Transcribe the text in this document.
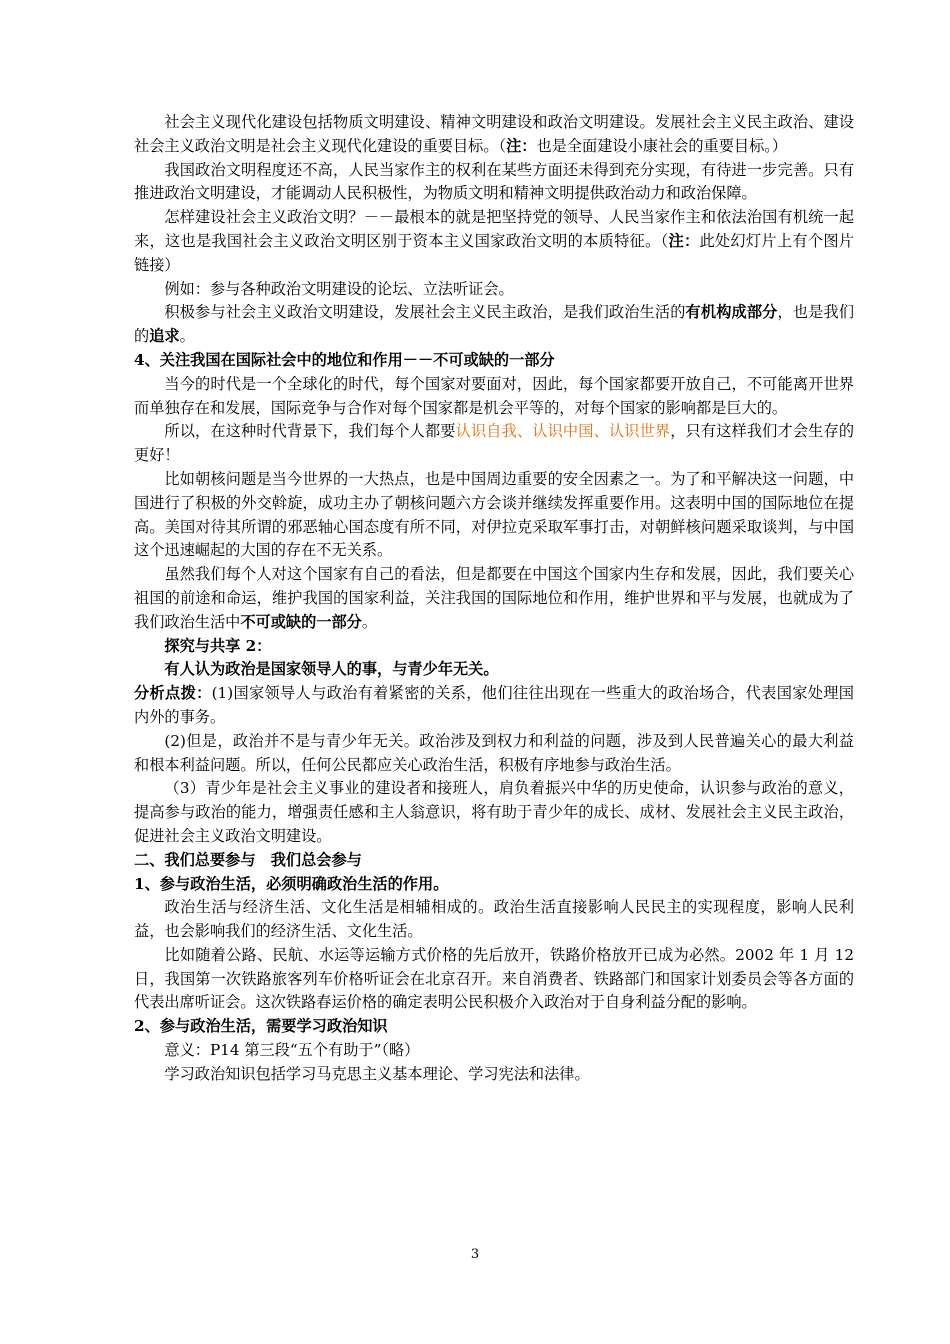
社会主义现代化建设包括物质文明建设、精神文明建设和政治文明建设。发展社会主义民主政治、建设社会主义政治文明是社会主义现代化建设的重要目标。（注：也是全面建设小康社会的重要目标。）

我国政治文明程度还不高，人民当家作主的权利在某些方面还未得到充分实现，有待进一步完善。只有推进政治文明建设，才能调动人民积极性，为物质文明和精神文明提供政治动力和政治保障。

怎样建设社会主义政治文明？－－最根本的就是把坚持党的领导、人民当家作主和依法治国有机统一起来，这也是我国社会主义政治文明区别于资本主义国家政治文明的本质特征。（注：此处幻灯片上有个图片链接）

例如：参与各种政治文明建设的论坛、立法听证会。

积极参与社会主义政治文明建设，发展社会主义民主政治，是我们政治生活的有机构成部分，也是我们的追求。

4、关注我国在国际社会中的地位和作用－－不可或缺的一部分

当今的时代是一个全球化的时代，每个国家对要面对，因此，每个国家都要开放自己，不可能离开世界而单独存在和发展，国际竞争与合作对每个国家都是机会平等的，对每个国家的影响都是巨大的。

所以，在这种时代背景下，我们每个人都要认识自我、认识中国、认识世界，只有这样我们才会生存的更好！

比如朝核问题是当今世界的一大热点，也是中国周边重要的安全因素之一。为了和平解决这一问题，中国进行了积极的外交斡旋，成功主办了朝核问题六方会谈并继续发挥重要作用。这表明中国的国际地位在提高。美国对待其所谓的邪恶轴心国态度有所不同，对伊拉克采取军事打击，对朝鲜核问题采取谈判，与中国这个迅速崛起的大国的存在不无关系。

虽然我们每个人对这个国家有自己的看法，但是都要在中国这个国家内生存和发展，因此，我们要关心祖国的前途和命运，维护我国的国家利益，关注我国的国际地位和作用，维护世界和平与发展，也就成为了我们政治生活中不可或缺的一部分。

探究与共享 2：

有人认为政治是国家领导人的事，与青少年无关。

分析点拨：(1)国家领导人与政治有着紧密的关系，他们往往出现在一些重大的政治场合，代表国家处理国内外的事务。

(2)但是，政治并不是与青少年无关。政治涉及到权力和利益的问题，涉及到人民普遍关心的最大利益和根本利益问题。所以，任何公民都应关心政治生活，积极有序地参与政治生活。

（3）青少年是社会主义事业的建设者和接班人，肩负着振兴中华的历史使命，认识参与政治的意义，提高参与政治的能力，增强责任感和主人翁意识，将有助于青少年的成长、成材、发展社会主义民主政治，促进社会主义政治文明建设。

二、我们总要参与　我们总会参与

1、参与政治生活，必须明确政治生活的作用。

政治生活与经济生活、文化生活是相辅相成的。政治生活直接影响人民民主的实现程度，影响人民利益，也会影响我们的经济生活、文化生活。

比如随着公路、民航、水运等运输方式价格的先后放开，铁路价格放开已成为必然。2002 年 1 月 12 日，我国第一次铁路旅客列车价格听证会在北京召开。来自消费者、铁路部门和国家计划委员会等各方面的代表出席听证会。这次铁路春运价格的确定表明公民积极介入政治对于自身利益分配的影响。

2、参与政治生活，需要学习政治知识

意义：P14 第三段“五个有助于”（略）

学习政治知识包括学习马克思主义基本理论、学习宪法和法律。

3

- **Aim**
Count how many lines of the data include the word "发展社会主义民主政治". Your reply should be that number alone.

- **Result**
3